**What you need to do:** Write out the full listing again, exactly as it stands.

**Records for the task:**

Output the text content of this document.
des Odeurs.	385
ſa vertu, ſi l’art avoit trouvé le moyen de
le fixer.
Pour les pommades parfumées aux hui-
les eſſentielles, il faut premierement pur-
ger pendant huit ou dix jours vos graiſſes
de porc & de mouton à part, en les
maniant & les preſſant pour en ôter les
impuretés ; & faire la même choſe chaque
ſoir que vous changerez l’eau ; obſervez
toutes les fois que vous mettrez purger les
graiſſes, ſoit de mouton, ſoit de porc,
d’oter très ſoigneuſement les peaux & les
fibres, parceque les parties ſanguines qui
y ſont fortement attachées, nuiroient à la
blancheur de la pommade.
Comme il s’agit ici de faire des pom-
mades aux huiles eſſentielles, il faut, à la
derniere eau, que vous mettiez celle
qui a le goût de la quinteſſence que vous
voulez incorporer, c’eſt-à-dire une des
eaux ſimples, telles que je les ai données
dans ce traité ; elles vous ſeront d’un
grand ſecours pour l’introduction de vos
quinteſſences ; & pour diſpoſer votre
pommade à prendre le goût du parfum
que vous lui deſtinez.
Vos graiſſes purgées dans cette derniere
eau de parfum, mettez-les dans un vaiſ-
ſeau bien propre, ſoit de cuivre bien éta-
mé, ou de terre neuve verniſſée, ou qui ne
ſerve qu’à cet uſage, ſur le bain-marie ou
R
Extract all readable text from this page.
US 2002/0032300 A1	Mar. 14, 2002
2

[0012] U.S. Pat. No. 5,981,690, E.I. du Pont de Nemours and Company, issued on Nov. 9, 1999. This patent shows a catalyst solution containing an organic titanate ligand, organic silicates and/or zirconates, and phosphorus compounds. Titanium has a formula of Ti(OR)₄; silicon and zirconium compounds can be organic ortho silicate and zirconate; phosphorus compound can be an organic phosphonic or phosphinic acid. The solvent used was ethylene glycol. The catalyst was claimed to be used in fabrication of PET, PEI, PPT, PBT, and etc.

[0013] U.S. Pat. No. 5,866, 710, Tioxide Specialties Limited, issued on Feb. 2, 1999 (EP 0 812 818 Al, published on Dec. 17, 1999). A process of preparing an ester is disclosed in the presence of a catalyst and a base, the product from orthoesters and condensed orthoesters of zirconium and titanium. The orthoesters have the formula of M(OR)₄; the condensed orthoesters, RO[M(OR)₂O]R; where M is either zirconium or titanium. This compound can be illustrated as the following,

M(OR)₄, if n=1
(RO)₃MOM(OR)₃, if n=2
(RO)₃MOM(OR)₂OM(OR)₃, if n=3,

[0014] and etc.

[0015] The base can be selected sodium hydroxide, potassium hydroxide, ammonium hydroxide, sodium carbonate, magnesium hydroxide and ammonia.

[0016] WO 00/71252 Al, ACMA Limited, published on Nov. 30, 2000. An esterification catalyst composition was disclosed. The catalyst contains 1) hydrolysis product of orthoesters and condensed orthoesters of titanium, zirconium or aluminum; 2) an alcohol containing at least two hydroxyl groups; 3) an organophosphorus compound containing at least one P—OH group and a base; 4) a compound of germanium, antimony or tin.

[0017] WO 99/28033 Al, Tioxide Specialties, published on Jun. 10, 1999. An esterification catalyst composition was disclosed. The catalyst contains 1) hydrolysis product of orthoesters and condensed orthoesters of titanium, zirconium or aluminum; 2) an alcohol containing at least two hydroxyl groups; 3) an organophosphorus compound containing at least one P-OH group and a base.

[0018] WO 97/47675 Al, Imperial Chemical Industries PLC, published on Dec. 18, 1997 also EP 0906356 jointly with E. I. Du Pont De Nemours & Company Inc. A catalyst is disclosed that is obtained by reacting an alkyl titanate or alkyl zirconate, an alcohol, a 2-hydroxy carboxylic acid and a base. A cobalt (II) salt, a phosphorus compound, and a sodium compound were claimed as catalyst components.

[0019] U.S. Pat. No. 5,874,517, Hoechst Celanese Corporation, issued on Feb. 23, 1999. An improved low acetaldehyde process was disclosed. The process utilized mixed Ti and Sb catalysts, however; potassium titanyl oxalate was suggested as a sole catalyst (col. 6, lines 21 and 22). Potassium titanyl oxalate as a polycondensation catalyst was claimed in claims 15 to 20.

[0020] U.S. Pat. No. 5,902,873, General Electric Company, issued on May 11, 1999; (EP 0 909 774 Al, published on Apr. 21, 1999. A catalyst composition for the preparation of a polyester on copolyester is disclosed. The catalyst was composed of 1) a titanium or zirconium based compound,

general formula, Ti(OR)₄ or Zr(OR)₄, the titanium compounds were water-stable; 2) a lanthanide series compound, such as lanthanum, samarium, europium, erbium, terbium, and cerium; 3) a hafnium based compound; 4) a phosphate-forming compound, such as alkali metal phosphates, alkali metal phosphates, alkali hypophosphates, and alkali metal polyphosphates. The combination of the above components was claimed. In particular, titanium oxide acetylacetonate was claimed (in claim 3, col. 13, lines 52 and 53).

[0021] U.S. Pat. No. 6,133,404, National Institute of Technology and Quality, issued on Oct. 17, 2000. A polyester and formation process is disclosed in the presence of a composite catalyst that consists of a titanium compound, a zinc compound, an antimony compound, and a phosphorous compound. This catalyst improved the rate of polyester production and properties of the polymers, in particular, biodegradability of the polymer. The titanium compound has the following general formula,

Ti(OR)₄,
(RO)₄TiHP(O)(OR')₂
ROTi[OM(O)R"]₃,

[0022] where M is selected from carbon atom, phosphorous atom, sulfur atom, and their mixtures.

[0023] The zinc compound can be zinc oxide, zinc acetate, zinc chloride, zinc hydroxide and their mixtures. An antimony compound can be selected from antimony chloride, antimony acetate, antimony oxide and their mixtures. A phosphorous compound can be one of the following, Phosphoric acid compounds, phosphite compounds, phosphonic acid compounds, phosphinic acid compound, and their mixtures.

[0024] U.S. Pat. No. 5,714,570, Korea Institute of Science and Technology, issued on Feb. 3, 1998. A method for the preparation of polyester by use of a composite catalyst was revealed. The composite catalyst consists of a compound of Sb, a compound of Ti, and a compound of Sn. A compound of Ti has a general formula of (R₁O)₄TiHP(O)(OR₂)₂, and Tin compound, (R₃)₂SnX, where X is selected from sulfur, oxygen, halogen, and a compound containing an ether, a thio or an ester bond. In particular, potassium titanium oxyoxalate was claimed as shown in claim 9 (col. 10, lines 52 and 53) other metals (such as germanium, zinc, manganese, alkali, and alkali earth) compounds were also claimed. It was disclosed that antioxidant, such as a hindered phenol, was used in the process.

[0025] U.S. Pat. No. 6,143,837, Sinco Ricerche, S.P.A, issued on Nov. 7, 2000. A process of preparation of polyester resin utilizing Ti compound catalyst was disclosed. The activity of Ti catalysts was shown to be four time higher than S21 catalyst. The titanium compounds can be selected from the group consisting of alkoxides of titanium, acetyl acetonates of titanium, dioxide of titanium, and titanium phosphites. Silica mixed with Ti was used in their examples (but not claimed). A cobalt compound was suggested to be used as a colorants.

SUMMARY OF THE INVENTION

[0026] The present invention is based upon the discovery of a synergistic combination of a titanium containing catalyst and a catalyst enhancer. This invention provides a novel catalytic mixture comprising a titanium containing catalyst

**Complete output:**
Output the text content of this document.
des Odeurs.	385
ſa vertu, ſi l’art avoit trouvé le moyen de
le fixer.
Pour les pommades parfumées aux hui-
les eſſentielles, il faut premierement pur-
ger pendant huit ou dix jours vos graiſſes
de porc & de mouton à part, en les
maniant & les preſſant pour en ôter les
impuretés ; & faire la même choſe chaque
ſoir que vous changerez l’eau ; obſervez
toutes les fois que vous mettrez purger les
graiſſes, ſoit de mouton, ſoit de porc,
d’oter très ſoigneuſement les peaux & les
fibres, parceque les parties ſanguines qui
y ſont fortement attachées, nuiroient à la
blancheur de la pommade.
Comme il s’agit ici de faire des pom-
mades aux huiles eſſentielles, il faut, à la
derniere eau, que vous mettiez celle
qui a le goût de la quinteſſence que vous
voulez incorporer, c’eſt-à-dire une des
eaux ſimples, telles que je les ai données
dans ce traité ; elles vous ſeront d’un
grand ſecours pour l’introduction de vos
quinteſſences ; & pour diſpoſer votre
pommade à prendre le goût du parfum
que vous lui deſtinez.
Vos graiſſes purgées dans cette derniere
eau de parfum, mettez-les dans un vaiſ-
ſeau bien propre, ſoit de cuivre bien éta-
mé, ou de terre neuve verniſſée, ou qui ne
ſerve qu’à cet uſage, ſur le bain-marie ou
R
Extract all readable text from this page.
US 2002/0032300 A1	Mar. 14, 2002
2

[0012] U.S. Pat. No. 5,981,690, E.I. du Pont de Nemours and Company, issued on Nov. 9, 1999. This patent shows a catalyst solution containing an organic titanate ligand, organic silicates and/or zirconates, and phosphorus compounds. Titanium has a formula of Ti(OR)₄; silicon and zirconium compounds can be organic ortho silicate and zirconate; phosphorus compound can be an organic phosphonic or phosphinic acid. The solvent used was ethylene glycol. The catalyst was claimed to be used in fabrication of PET, PEI, PPT, PBT, and etc.

[0013] U.S. Pat. No. 5,866, 710, Tioxide Specialties Limited, issued on Feb. 2, 1999 (EP 0 812 818 Al, published on Dec. 17, 1999). A process of preparing an ester is disclosed in the presence of a catalyst and a base, the product from orthoesters and condensed orthoesters of zirconium and titanium. The orthoesters have the formula of M(OR)₄; the condensed orthoesters, RO[M(OR)₂O]R; where M is either zirconium or titanium. This compound can be illustrated as the following,

M(OR)₄, if n=1
(RO)₃MOM(OR)₃, if n=2
(RO)₃MOM(OR)₂OM(OR)₃, if n=3,

[0014] and etc.

[0015] The base can be selected sodium hydroxide, potassium hydroxide, ammonium hydroxide, sodium carbonate, magnesium hydroxide and ammonia.

[0016] WO 00/71252 Al, ACMA Limited, published on Nov. 30, 2000. An esterification catalyst composition was disclosed. The catalyst contains 1) hydrolysis product of orthoesters and condensed orthoesters of titanium, zirconium or aluminum; 2) an alcohol containing at least two hydroxyl groups; 3) an organophosphorus compound containing at least one P—OH group and a base; 4) a compound of germanium, antimony or tin.

[0017] WO 99/28033 Al, Tioxide Specialties, published on Jun. 10, 1999. An esterification catalyst composition was disclosed. The catalyst contains 1) hydrolysis product of orthoesters and condensed orthoesters of titanium, zirconium or aluminum; 2) an alcohol containing at least two hydroxyl groups; 3) an organophosphorus compound containing at least one P-OH group and a base.

[0018] WO 97/47675 Al, Imperial Chemical Industries PLC, published on Dec. 18, 1997 also EP 0906356 jointly with E. I. Du Pont De Nemours & Company Inc. A catalyst is disclosed that is obtained by reacting an alkyl titanate or alkyl zirconate, an alcohol, a 2-hydroxy carboxylic acid and a base. A cobalt (II) salt, a phosphorus compound, and a sodium compound were claimed as catalyst components.

[0019] U.S. Pat. No. 5,874,517, Hoechst Celanese Corporation, issued on Feb. 23, 1999. An improved low acetaldehyde process was disclosed. The process utilized mixed Ti and Sb catalysts, however; potassium titanyl oxalate was suggested as a sole catalyst (col. 6, lines 21 and 22). Potassium titanyl oxalate as a polycondensation catalyst was claimed in claims 15 to 20.

[0020] U.S. Pat. No. 5,902,873, General Electric Company, issued on May 11, 1999; (EP 0 909 774 Al, published on Apr. 21, 1999. A catalyst composition for the preparation of a polyester on copolyester is disclosed. The catalyst was composed of 1) a titanium or zirconium based compound,

general formula, Ti(OR)₄ or Zr(OR)₄, the titanium compounds were water-stable; 2) a lanthanide series compound, such as lanthanum, samarium, europium, erbium, terbium, and cerium; 3) a hafnium based compound; 4) a phosphate-forming compound, such as alkali metal phosphates, alkali metal phosphates, alkali hypophosphates, and alkali metal polyphosphates. The combination of the above components was claimed. In particular, titanium oxide acetylacetonate was claimed (in claim 3, col. 13, lines 52 and 53).

[0021] U.S. Pat. No. 6,133,404, National Institute of Technology and Quality, issued on Oct. 17, 2000. A polyester and formation process is disclosed in the presence of a composite catalyst that consists of a titanium compound, a zinc compound, an antimony compound, and a phosphorous compound. This catalyst improved the rate of polyester production and properties of the polymers, in particular, biodegradability of the polymer. The titanium compound has the following general formula,

Ti(OR)₄,
(RO)₄TiHP(O)(OR')₂
ROTi[OM(O)R"]₃,

[0022] where M is selected from carbon atom, phosphorous atom, sulfur atom, and their mixtures.

[0023] The zinc compound can be zinc oxide, zinc acetate, zinc chloride, zinc hydroxide and their mixtures. An antimony compound can be selected from antimony chloride, antimony acetate, antimony oxide and their mixtures. A phosphorous compound can be one of the following, Phosphoric acid compounds, phosphite compounds, phosphonic acid compounds, phosphinic acid compound, and their mixtures.

[0024] U.S. Pat. No. 5,714,570, Korea Institute of Science and Technology, issued on Feb. 3, 1998. A method for the preparation of polyester by use of a composite catalyst was revealed. The composite catalyst consists of a compound of Sb, a compound of Ti, and a compound of Sn. A compound of Ti has a general formula of (R₁O)₄TiHP(O)(OR₂)₂, and Tin compound, (R₃)₂SnX, where X is selected from sulfur, oxygen, halogen, and a compound containing an ether, a thio or an ester bond. In particular, potassium titanium oxyoxalate was claimed as shown in claim 9 (col. 10, lines 52 and 53) other metals (such as germanium, zinc, manganese, alkali, and alkali earth) compounds were also claimed. It was disclosed that antioxidant, such as a hindered phenol, was used in the process.

[0025] U.S. Pat. No. 6,143,837, Sinco Ricerche, S.P.A, issued on Nov. 7, 2000. A process of preparation of polyester resin utilizing Ti compound catalyst was disclosed. The activity of Ti catalysts was shown to be four time higher than S21 catalyst. The titanium compounds can be selected from the group consisting of alkoxides of titanium, acetyl acetonates of titanium, dioxide of titanium, and titanium phosphites. Silica mixed with Ti was used in their examples (but not claimed). A cobalt compound was suggested to be used as a colorants.

SUMMARY OF THE INVENTION

[0026] The present invention is based upon the discovery of a synergistic combination of a titanium containing catalyst and a catalyst enhancer. This invention provides a novel catalytic mixture comprising a titanium containing catalyst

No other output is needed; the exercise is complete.